The exercise: Gather all lines with the word "text" in them.
## START Stored data
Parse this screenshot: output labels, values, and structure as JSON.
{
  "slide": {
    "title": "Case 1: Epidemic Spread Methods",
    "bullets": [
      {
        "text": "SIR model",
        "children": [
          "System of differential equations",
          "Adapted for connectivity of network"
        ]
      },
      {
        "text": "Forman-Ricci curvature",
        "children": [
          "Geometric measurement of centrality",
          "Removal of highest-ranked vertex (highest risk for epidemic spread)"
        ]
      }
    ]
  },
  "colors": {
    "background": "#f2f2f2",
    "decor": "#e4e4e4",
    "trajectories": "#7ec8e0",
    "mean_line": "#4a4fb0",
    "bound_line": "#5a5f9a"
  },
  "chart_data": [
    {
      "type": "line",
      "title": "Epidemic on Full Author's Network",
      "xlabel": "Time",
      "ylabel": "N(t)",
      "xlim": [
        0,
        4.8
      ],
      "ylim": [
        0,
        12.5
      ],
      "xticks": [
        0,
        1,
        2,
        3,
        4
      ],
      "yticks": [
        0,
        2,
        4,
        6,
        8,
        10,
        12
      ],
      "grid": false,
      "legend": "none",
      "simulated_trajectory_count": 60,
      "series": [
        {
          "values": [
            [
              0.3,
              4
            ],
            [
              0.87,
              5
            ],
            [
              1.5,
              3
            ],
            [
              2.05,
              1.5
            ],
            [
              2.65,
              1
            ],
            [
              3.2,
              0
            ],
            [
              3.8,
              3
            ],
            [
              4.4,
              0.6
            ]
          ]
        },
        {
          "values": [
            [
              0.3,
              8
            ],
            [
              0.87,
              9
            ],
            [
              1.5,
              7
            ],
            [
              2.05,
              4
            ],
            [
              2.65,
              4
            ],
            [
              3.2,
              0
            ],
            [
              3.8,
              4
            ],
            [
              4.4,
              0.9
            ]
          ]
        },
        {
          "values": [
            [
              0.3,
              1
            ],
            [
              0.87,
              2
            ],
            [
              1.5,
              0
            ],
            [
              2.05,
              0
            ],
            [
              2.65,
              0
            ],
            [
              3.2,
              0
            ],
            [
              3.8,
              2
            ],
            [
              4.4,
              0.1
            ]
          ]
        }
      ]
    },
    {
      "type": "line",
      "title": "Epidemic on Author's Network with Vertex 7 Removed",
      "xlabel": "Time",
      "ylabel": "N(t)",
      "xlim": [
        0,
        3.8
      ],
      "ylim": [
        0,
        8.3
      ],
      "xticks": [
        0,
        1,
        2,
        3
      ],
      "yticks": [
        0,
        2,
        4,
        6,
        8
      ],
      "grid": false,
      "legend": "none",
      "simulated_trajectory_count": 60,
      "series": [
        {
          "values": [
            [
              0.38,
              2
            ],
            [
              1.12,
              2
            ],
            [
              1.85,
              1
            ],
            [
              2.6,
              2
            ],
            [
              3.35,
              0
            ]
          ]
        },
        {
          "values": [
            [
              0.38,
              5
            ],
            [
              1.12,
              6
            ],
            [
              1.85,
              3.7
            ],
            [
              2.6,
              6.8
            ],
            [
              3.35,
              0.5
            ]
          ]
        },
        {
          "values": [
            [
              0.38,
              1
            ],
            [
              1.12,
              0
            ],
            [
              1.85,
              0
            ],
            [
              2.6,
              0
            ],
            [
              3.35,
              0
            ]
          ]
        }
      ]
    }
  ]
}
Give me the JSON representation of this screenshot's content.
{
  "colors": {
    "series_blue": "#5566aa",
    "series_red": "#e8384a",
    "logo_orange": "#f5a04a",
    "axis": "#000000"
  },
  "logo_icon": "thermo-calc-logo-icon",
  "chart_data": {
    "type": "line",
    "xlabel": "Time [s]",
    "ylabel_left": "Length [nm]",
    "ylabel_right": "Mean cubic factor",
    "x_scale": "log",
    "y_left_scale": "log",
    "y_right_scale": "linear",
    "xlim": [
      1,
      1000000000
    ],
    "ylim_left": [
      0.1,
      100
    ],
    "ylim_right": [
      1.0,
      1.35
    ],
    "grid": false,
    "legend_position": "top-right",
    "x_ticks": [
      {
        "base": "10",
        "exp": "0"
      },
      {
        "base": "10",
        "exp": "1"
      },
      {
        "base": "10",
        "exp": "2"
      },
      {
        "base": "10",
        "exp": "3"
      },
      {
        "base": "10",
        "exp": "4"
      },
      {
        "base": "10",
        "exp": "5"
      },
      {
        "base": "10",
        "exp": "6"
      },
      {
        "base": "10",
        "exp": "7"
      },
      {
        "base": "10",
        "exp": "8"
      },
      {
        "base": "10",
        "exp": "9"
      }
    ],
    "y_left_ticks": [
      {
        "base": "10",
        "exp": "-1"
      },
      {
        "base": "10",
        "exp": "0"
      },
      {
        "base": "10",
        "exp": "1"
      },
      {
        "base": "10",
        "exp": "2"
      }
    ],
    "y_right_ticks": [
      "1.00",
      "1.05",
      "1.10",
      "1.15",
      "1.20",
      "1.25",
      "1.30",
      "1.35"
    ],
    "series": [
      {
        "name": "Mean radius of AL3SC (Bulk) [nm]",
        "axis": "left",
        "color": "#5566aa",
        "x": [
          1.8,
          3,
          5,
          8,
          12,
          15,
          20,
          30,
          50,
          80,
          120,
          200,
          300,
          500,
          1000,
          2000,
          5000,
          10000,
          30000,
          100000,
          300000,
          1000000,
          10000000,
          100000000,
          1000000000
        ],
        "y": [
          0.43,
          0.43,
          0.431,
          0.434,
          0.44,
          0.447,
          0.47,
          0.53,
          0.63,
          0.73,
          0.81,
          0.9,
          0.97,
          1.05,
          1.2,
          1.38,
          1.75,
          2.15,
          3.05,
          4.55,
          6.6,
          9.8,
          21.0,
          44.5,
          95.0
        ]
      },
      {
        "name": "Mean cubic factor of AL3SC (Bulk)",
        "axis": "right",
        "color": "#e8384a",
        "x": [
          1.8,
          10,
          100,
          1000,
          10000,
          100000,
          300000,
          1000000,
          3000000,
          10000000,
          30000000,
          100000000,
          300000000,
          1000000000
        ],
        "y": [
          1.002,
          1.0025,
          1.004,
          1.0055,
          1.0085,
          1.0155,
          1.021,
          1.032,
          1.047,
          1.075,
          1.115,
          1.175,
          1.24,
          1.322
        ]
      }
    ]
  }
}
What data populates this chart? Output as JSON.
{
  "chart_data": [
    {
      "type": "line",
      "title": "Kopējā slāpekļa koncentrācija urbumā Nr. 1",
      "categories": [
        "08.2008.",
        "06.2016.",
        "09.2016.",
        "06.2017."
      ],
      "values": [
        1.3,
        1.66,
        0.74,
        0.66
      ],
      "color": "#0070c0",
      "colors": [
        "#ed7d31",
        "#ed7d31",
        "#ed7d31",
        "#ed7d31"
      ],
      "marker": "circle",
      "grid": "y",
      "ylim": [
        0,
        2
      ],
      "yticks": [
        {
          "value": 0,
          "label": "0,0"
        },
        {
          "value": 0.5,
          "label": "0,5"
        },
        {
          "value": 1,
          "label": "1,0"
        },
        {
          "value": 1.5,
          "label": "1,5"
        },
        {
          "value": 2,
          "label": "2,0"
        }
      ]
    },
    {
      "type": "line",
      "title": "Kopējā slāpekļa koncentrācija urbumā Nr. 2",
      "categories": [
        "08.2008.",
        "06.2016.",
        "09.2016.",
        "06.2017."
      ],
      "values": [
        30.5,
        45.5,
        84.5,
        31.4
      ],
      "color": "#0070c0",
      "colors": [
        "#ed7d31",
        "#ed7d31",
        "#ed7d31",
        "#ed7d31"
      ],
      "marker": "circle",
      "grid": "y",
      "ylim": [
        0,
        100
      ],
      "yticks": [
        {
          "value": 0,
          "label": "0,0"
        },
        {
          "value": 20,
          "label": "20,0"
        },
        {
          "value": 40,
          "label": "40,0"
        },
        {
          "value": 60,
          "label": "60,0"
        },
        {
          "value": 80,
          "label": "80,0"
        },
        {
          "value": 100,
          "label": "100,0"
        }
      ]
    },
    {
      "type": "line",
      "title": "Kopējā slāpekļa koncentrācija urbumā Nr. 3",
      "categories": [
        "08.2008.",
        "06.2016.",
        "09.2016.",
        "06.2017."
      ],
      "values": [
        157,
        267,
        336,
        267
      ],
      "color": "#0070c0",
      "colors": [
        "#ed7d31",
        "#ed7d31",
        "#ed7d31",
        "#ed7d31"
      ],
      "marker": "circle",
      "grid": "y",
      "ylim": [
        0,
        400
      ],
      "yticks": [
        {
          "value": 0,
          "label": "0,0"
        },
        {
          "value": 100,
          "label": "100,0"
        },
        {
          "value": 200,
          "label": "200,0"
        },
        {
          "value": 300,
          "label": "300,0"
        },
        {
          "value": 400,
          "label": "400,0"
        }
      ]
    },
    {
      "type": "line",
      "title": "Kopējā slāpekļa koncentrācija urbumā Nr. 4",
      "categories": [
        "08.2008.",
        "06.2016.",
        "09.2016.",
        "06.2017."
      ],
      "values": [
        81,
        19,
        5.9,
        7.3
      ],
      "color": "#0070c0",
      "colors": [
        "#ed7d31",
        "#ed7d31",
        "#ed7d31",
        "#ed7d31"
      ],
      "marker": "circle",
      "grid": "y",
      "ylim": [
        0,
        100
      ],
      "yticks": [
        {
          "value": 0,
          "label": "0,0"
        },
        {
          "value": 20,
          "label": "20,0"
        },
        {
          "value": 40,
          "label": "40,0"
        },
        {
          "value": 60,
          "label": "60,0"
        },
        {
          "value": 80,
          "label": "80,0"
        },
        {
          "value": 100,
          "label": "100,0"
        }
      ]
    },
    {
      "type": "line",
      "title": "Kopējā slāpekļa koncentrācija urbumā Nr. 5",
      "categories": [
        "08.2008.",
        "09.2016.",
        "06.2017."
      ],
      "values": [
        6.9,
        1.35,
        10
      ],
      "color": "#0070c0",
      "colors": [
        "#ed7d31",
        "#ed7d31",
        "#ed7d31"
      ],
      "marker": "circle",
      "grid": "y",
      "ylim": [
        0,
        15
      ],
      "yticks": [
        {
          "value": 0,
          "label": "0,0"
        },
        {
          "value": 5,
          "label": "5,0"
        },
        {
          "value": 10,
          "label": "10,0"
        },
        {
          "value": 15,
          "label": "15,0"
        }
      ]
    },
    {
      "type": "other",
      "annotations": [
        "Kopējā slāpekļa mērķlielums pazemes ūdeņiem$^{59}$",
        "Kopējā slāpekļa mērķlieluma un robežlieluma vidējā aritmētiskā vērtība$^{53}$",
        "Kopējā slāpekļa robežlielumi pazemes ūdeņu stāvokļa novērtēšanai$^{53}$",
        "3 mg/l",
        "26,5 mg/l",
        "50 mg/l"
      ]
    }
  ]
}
## END Stored data
Exercise output:
        "text": "SIR model",
        "text": "Forman-Ricci curvature",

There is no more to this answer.